**Your objective**
Lines from the one containing "What data populates" through the last line of the data are to be repeated word for word, both ends included.

****************

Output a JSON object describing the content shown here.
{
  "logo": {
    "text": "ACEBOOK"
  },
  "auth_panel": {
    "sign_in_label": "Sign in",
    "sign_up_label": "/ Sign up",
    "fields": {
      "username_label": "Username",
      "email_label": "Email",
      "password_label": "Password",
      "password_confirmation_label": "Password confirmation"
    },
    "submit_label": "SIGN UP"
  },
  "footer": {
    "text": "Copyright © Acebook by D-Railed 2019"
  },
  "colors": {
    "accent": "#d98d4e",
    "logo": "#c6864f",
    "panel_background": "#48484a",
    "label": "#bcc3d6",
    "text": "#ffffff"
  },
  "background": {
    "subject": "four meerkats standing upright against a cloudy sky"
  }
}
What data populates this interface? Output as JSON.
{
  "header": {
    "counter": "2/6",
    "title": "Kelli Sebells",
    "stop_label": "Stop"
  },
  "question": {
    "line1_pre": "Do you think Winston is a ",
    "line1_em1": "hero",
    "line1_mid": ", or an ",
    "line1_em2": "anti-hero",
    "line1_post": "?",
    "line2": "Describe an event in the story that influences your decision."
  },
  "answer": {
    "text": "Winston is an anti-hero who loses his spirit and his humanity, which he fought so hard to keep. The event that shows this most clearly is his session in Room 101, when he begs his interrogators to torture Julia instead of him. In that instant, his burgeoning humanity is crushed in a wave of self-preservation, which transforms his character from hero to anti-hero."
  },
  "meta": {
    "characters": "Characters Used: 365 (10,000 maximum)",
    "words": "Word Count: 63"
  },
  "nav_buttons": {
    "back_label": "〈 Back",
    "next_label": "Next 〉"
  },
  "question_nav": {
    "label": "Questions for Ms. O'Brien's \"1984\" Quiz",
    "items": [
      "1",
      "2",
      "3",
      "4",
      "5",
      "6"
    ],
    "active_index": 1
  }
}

****************

**Finished task**
What data populates this interface? Output as JSON.
{
  "header": {
    "counter": "2/6",
    "title": "Kelli Sebells",
    "stop_label": "Stop"
  },
  "question": {
    "line1_pre": "Do you think Winston is a ",
    "line1_em1": "hero",
    "line1_mid": ", or an ",
    "line1_em2": "anti-hero",
    "line1_post": "?",
    "line2": "Describe an event in the story that influences your decision."
  },
  "answer": {
    "text": "Winston is an anti-hero who loses his spirit and his humanity, which he fought so hard to keep. The event that shows this most clearly is his session in Room 101, when he begs his interrogators to torture Julia instead of him. In that instant, his burgeoning humanity is crushed in a wave of self-preservation, which transforms his character from hero to anti-hero."
  },
  "meta": {
    "characters": "Characters Used: 365 (10,000 maximum)",
    "words": "Word Count: 63"
  },
  "nav_buttons": {
    "back_label": "〈 Back",
    "next_label": "Next 〉"
  },
  "question_nav": {
    "label": "Questions for Ms. O'Brien's \"1984\" Quiz",
    "items": [
      "1",
      "2",
      "3",
      "4",
      "5",
      "6"
    ],
    "active_index": 1
  }
}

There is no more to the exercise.